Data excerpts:
------------------------------------------------------------

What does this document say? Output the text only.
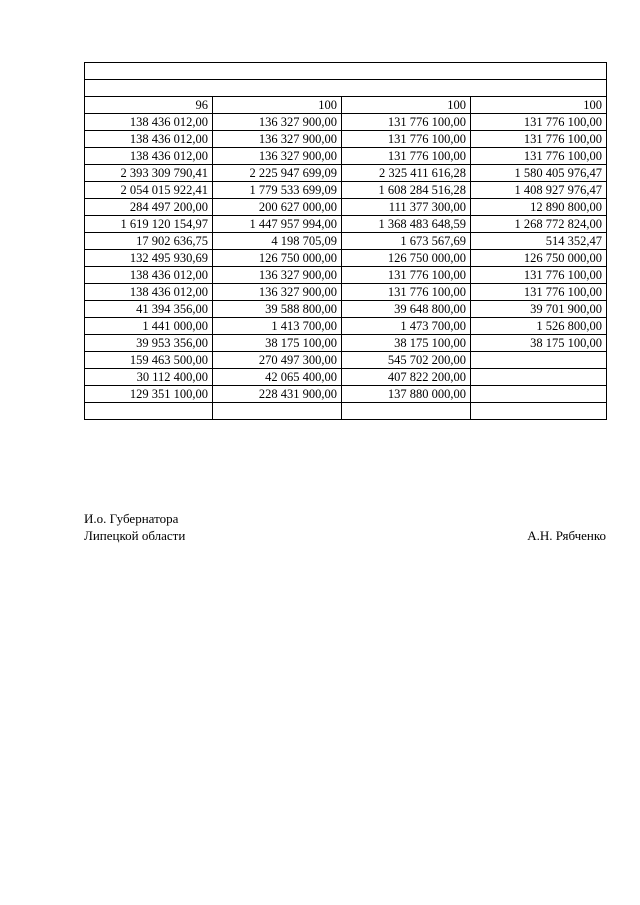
96	100	100	100
138 436 012,00	136 327 900,00	131 776 100,00	131 776 100,00
138 436 012,00	136 327 900,00	131 776 100,00	131 776 100,00
138 436 012,00	136 327 900,00	131 776 100,00	131 776 100,00
2 393 309 790,41	2 225 947 699,09	2 325 411 616,28	1 580 405 976,47
2 054 015 922,41	1 779 533 699,09	1 608 284 516,28	1 408 927 976,47
284 497 200,00	200 627 000,00	111 377 300,00	12 890 800,00
1 619 120 154,97	1 447 957 994,00	1 368 483 648,59	1 268 772 824,00
17 902 636,75	4 198 705,09	1 673 567,69	514 352,47
132 495 930,69	126 750 000,00	126 750 000,00	126 750 000,00
138 436 012,00	136 327 900,00	131 776 100,00	131 776 100,00
138 436 012,00	136 327 900,00	131 776 100,00	131 776 100,00
41 394 356,00	39 588 800,00	39 648 800,00	39 701 900,00
1 441 000,00	1 413 700,00	1 473 700,00	1 526 800,00
39 953 356,00	38 175 100,00	38 175 100,00	38 175 100,00
159 463 500,00	270 497 300,00	545 702 200,00	
30 112 400,00	42 065 400,00	407 822 200,00	
129 351 100,00	228 431 900,00	137 880 000,00	

И.о. Губернатора
Липецкой области	А.Н. Рябченко
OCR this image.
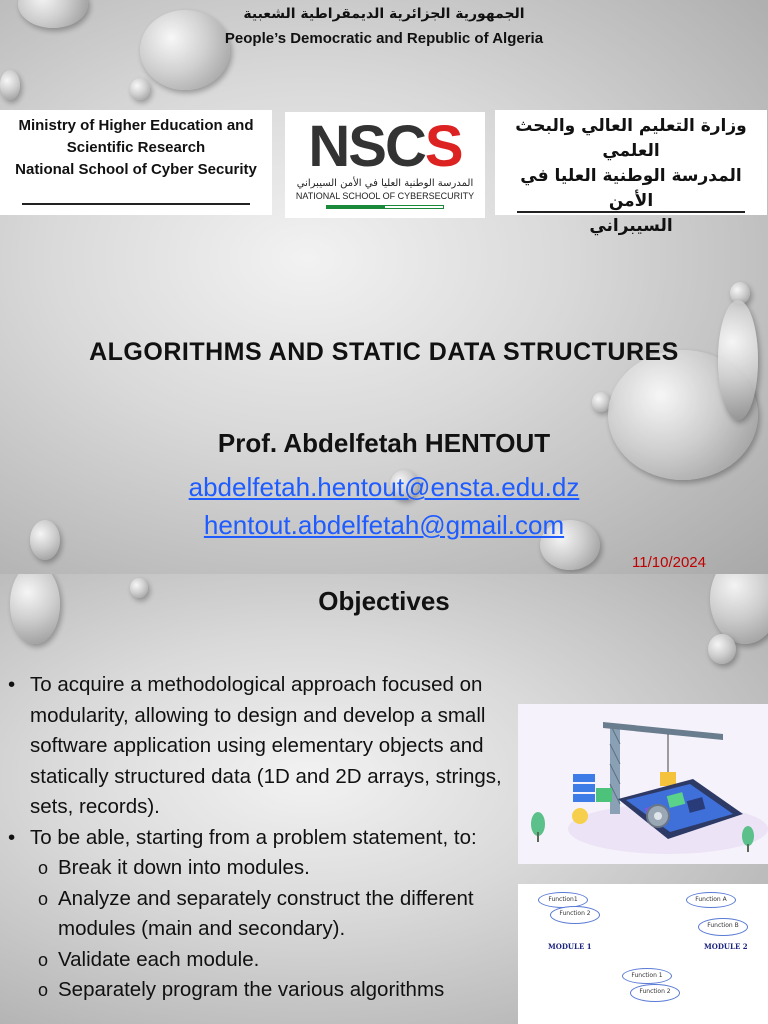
الجمهورية الجزائرية الديمقراطية الشعبية
People’s Democratic and Republic of Algeria
Ministry of Higher Education and
Scientific Research
National School of Cyber Security NSCS
المدرسة الوطنية العليا في الأمن السيبراني
NATIONAL SCHOOL OF CYBERSECURITY
وزارة التعليم العالي والبحث العلمي
المدرسة الوطنية العليا في الأمن
السيبراني
ALGORITHMS AND STATIC DATA STRUCTURES
Prof. Abdelfetah HENTOUT
abdelfetah.hentout@ensta.edu.dz
hentout.abdelfetah@gmail.com
11/10/2024
Objectives
• To acquire a methodological approach focused on modularity, allowing to design and develop a small software application using elementary objects and statically structured data (1D and 2D arrays, strings, sets, records).
• To be able, starting from a problem statement, to:
o Break it down into modules.
o Analyze and separately construct the different modules (main and secondary).
o Validate each module.
o Separately program the various algorithms
Function1
Function 2
MODULE 1
Function A
Function B
MODULE 2
Function 1
Function 2
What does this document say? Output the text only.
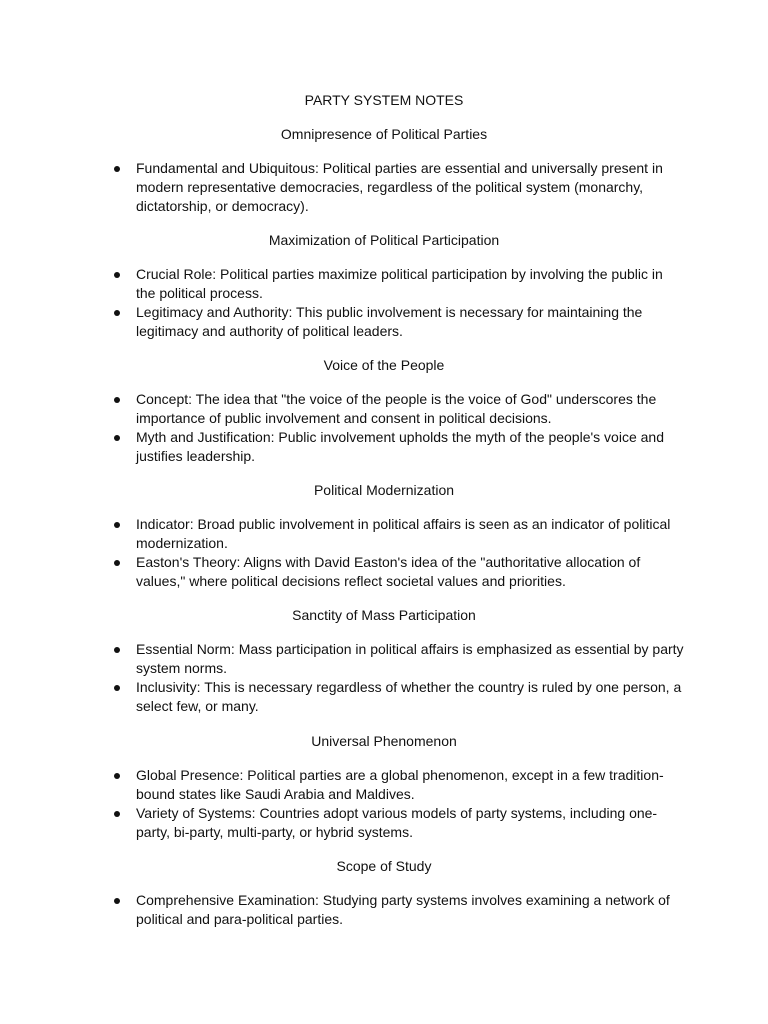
PARTY SYSTEM NOTES
Omnipresence of Political Parties
Fundamental and Ubiquitous: Political parties are essential and universally present in modern representative democracies, regardless of the political system (monarchy, dictatorship, or democracy).
Maximization of Political Participation
Crucial Role: Political parties maximize political participation by involving the public in the political process.
Legitimacy and Authority: This public involvement is necessary for maintaining the legitimacy and authority of political leaders.
Voice of the People
Concept: The idea that "the voice of the people is the voice of God" underscores the importance of public involvement and consent in political decisions.
Myth and Justification: Public involvement upholds the myth of the people's voice and justifies leadership.
Political Modernization
Indicator: Broad public involvement in political affairs is seen as an indicator of political modernization.
Easton's Theory: Aligns with David Easton's idea of the "authoritative allocation of values," where political decisions reflect societal values and priorities.
Sanctity of Mass Participation
Essential Norm: Mass participation in political affairs is emphasized as essential by party system norms.
Inclusivity: This is necessary regardless of whether the country is ruled by one person, a select few, or many.
Universal Phenomenon
Global Presence: Political parties are a global phenomenon, except in a few tradition-bound states like Saudi Arabia and Maldives.
Variety of Systems: Countries adopt various models of party systems, including one-party, bi-party, multi-party, or hybrid systems.
Scope of Study
Comprehensive Examination: Studying party systems involves examining a network of political and para-political parties.
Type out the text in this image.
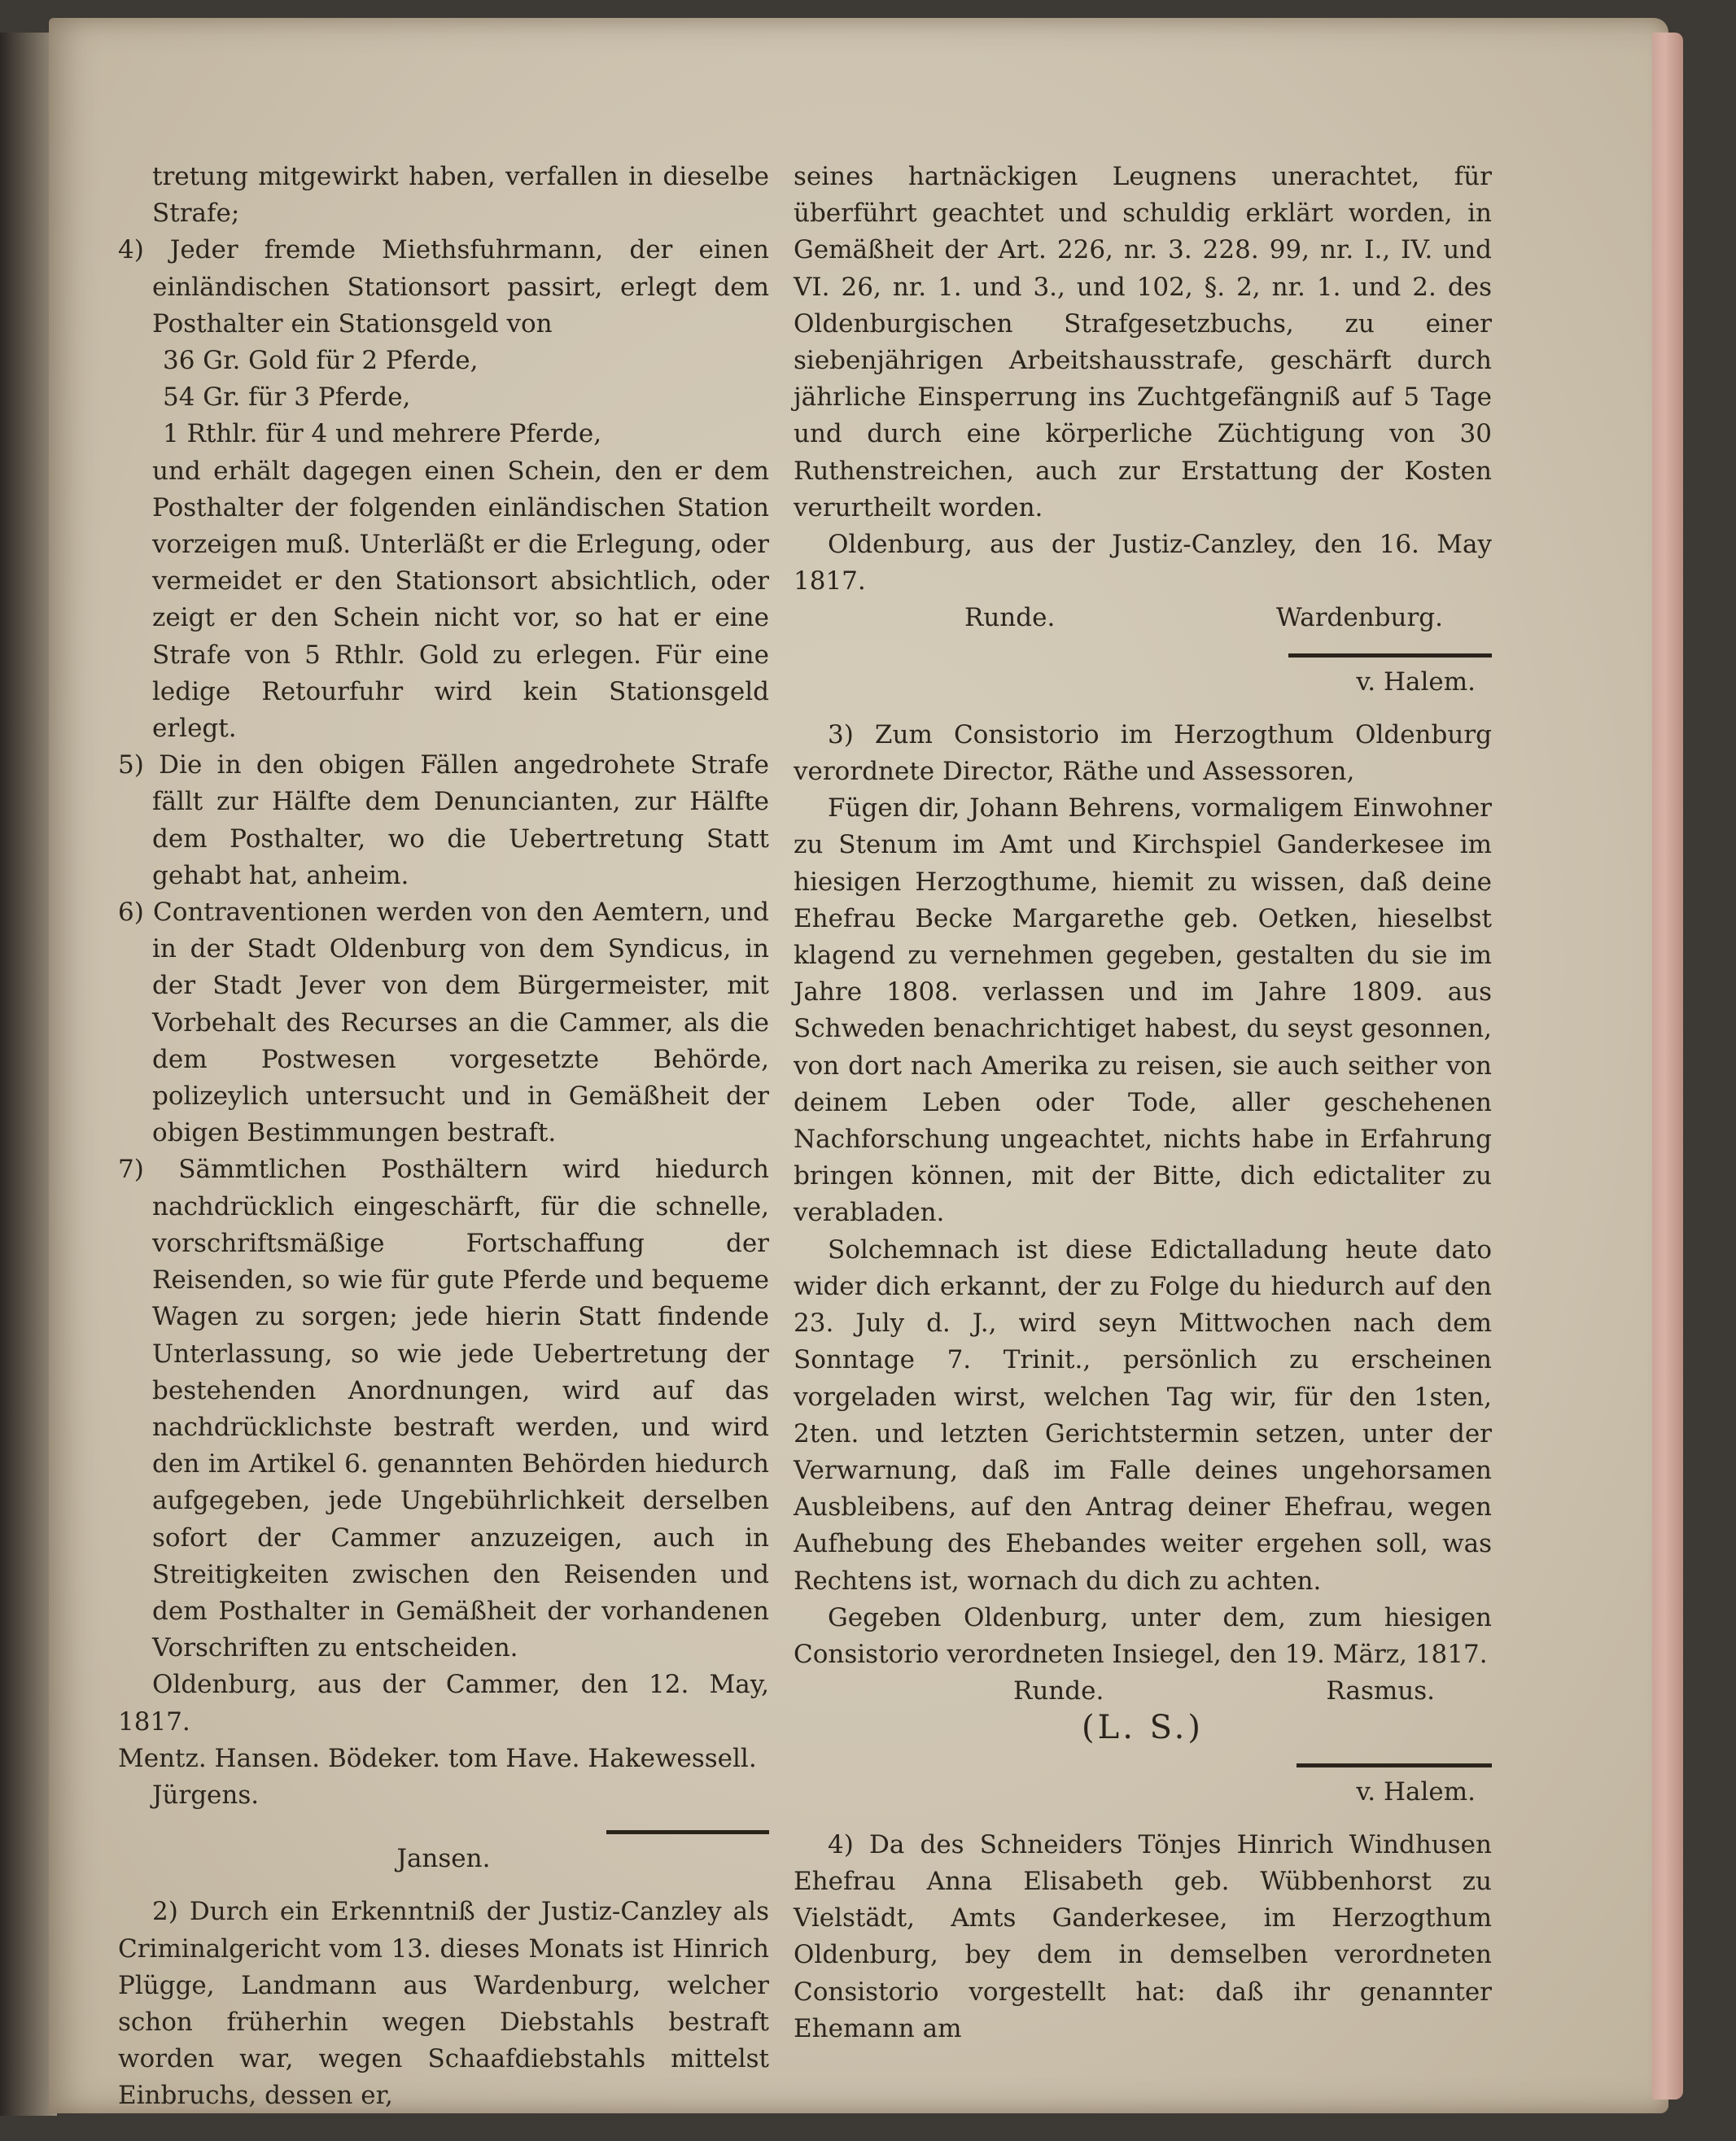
tretung mitgewirkt haben, verfallen in dieselbe Strafe;

4) Jeder fremde Miethsfuhrmann, der einen einländischen Stationsort passirt, erlegt dem Posthalter ein Stationsgeld von

36 Gr. Gold für 2 Pferde,

54 Gr. für 3 Pferde,

1 Rthlr. für 4 und mehrere Pferde,

und erhält dagegen einen Schein, den er dem Posthalter der folgenden einländischen Station vorzeigen muß. Unterläßt er die Erlegung, oder vermeidet er den Stationsort absichtlich, oder zeigt er den Schein nicht vor, so hat er eine Strafe von 5 Rthlr. Gold zu erlegen. Für eine ledige Retourfuhr wird kein Stationsgeld erlegt.

5) Die in den obigen Fällen angedrohete Strafe fällt zur Hälfte dem Denuncianten, zur Hälfte dem Posthalter, wo die Uebertretung Statt gehabt hat, anheim.

6) Contraventionen werden von den Aemtern, und in der Stadt Oldenburg von dem Syndicus, in der Stadt Jever von dem Bürgermeister, mit Vorbehalt des Recurses an die Cammer, als die dem Postwesen vorgesetzte Behörde, polizeylich untersucht und in Gemäßheit der obigen Bestimmungen bestraft.

7) Sämmtlichen Posthältern wird hiedurch nachdrücklich eingeschärft, für die schnelle, vorschriftsmäßige Fortschaffung der Reisenden, so wie für gute Pferde und bequeme Wagen zu sorgen; jede hierin Statt findende Unterlassung, so wie jede Uebertretung der bestehenden Anordnungen, wird auf das nachdrücklichste bestraft werden, und wird den im Artikel 6. genannten Behörden hiedurch aufgegeben, jede Ungebührlichkeit derselben sofort der Cammer anzuzeigen, auch in Streitigkeiten zwischen den Reisenden und dem Posthalter in Gemäßheit der vorhandenen Vorschriften zu entscheiden.

Oldenburg, aus der Cammer, den 12. May, 1817.

Mentz. Hansen. Bödeker. tom Have. Hakewessell.

Jürgens.

Jansen.

2) Durch ein Erkenntniß der Justiz-Canzley als Criminalgericht vom 13. dieses Monats ist Hinrich Plügge, Landmann aus Wardenburg, welcher schon früherhin wegen Diebstahls bestraft worden war, wegen Schaafdiebstahls mittelst Einbruchs, dessen er,

seines hartnäckigen Leugnens unerachtet, für überführt geachtet und schuldig erklärt worden, in Gemäßheit der Art. 226, nr. 3. 228. 99, nr. I., IV. und VI. 26, nr. 1. und 3., und 102, §. 2, nr. 1. und 2. des Oldenburgischen Strafgesetzbuchs, zu einer siebenjährigen Arbeitshausstrafe, geschärft durch jährliche Einsperrung ins Zuchtgefängniß auf 5 Tage und durch eine körperliche Züchtigung von 30 Ruthenstreichen, auch zur Erstattung der Kosten verurtheilt worden.

Oldenburg, aus der Justiz-Canzley, den 16. May 1817.

Runde.	Wardenburg.

v. Halem.

3) Zum Consistorio im Herzogthum Oldenburg verordnete Director, Räthe und Assessoren,

Fügen dir, Johann Behrens, vormaligem Einwohner zu Stenum im Amt und Kirchspiel Ganderkesee im hiesigen Herzogthume, hiemit zu wissen, daß deine Ehefrau Becke Margarethe geb. Oetken, hieselbst klagend zu vernehmen gegeben, gestalten du sie im Jahre 1808. verlassen und im Jahre 1809. aus Schweden benachrichtiget habest, du seyst gesonnen, von dort nach Amerika zu reisen, sie auch seither von deinem Leben oder Tode, aller geschehenen Nachforschung ungeachtet, nichts habe in Erfahrung bringen können, mit der Bitte, dich edictaliter zu verabladen.

Solchemnach ist diese Edictalladung heute dato wider dich erkannt, der zu Folge du hiedurch auf den 23. July d. J., wird seyn Mittwochen nach dem Sonntage 7. Trinit., persönlich zu erscheinen vorgeladen wirst, welchen Tag wir, für den 1sten, 2ten. und letzten Gerichtstermin setzen, unter der Verwarnung, daß im Falle deines ungehorsamen Ausbleibens, auf den Antrag deiner Ehefrau, wegen Aufhebung des Ehebandes weiter ergehen soll, was Rechtens ist, wornach du dich zu achten.

Gegeben Oldenburg, unter dem, zum hiesigen Consistorio verordneten Insiegel, den 19. März, 1817.

Runde.	Rasmus.

(L. S.)

v. Halem.

4) Da des Schneiders Tönjes Hinrich Windhusen Ehefrau Anna Elisabeth geb. Wübbenhorst zu Vielstädt, Amts Ganderkesee, im Herzogthum Oldenburg, bey dem in demselben verordneten Consistorio vorgestellt hat: daß ihr genannter Ehemann am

------------------------------------------------------------

Give every line of the material that includes the string "السيبراني".

المدرسة الوطنية العليا في الأمن السيبراني
السيبراني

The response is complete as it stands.